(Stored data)

+===+

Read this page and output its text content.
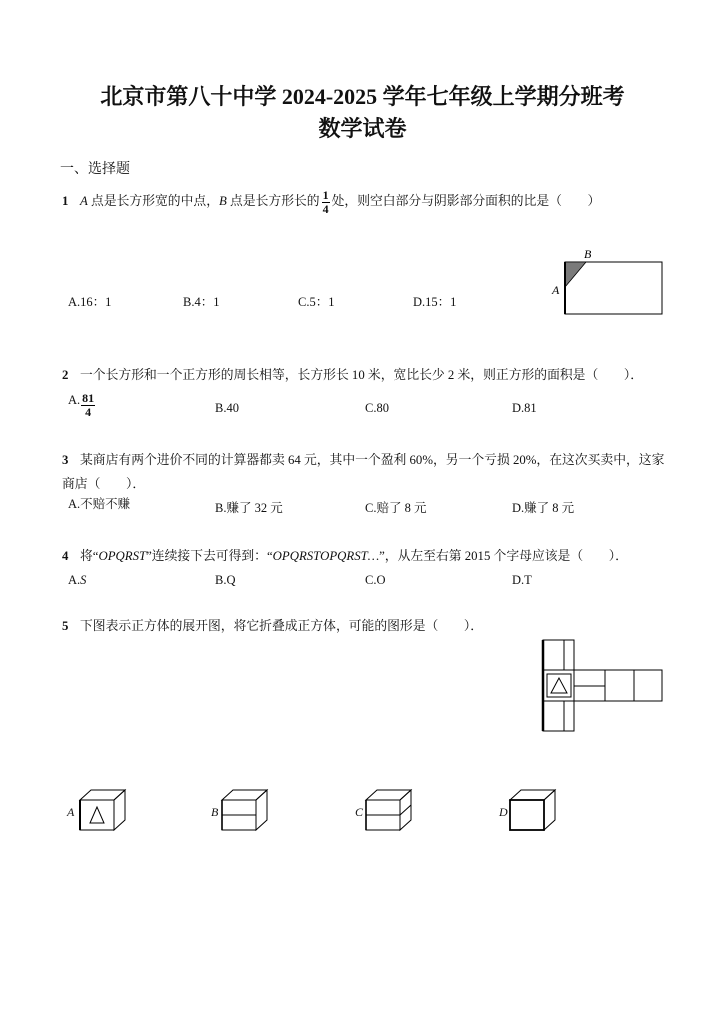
北京市第八十中学 2024-2025 学年七年级上学期分班考
数学试卷
一、选择题
1 A 点是长方形宽的中点，B 点是长方形长的 $\frac{1}{4}$ 处，则空白部分与阴影部分面积的比是（　　）
B
A
A.16：1	B.4：1	C.5：1	D.15：1
2 一个长方形和一个正方形的周长相等，长方形长 10 米，宽比长少 2 米，则正方形的面积是（　　）．
A. $\frac{81}{4}$	B.40	C.80	D.81
3 某商店有两个进价不同的计算器都卖 64 元，其中一个盈利 60%，另一个亏损 20%，在这次买卖中，这家
商店（　　）．
A.不赔不赚	B.赚了 32 元	C.赔了 8 元	D.赚了 8 元
4 将“OPQRST”连续接下去可得到：“OPQRSTOPQRST…”，从左至右第 2015 个字母应该是（　　）．
A.S	B.Q	C.O	D.T
5 下图表示正方体的展开图，将它折叠成正方体，可能的图形是（　　）．
A	B	C	D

+===+

In the copy, include all records verbatim but no images.

• [ANSWER TO THIS PROBLEM]
Read this page and output its text content.
北京市第八十中学 2024-2025 学年七年级上学期分班考
数学试卷
一、选择题
1 A 点是长方形宽的中点，B 点是长方形长的 $\frac{1}{4}$ 处，则空白部分与阴影部分面积的比是（　　）
B
A
A.16：1	B.4：1	C.5：1	D.15：1
2 一个长方形和一个正方形的周长相等，长方形长 10 米，宽比长少 2 米，则正方形的面积是（　　）．
A. $\frac{81}{4}$	B.40	C.80	D.81
3 某商店有两个进价不同的计算器都卖 64 元，其中一个盈利 60%，另一个亏损 20%，在这次买卖中，这家
商店（　　）．
A.不赔不赚	B.赚了 32 元	C.赔了 8 元	D.赚了 8 元
4 将“OPQRST”连续接下去可得到：“OPQRSTOPQRST…”，从左至右第 2015 个字母应该是（　　）．
A.S	B.Q	C.O	D.T
5 下图表示正方体的展开图，将它折叠成正方体，可能的图形是（　　）．
A	B	C	D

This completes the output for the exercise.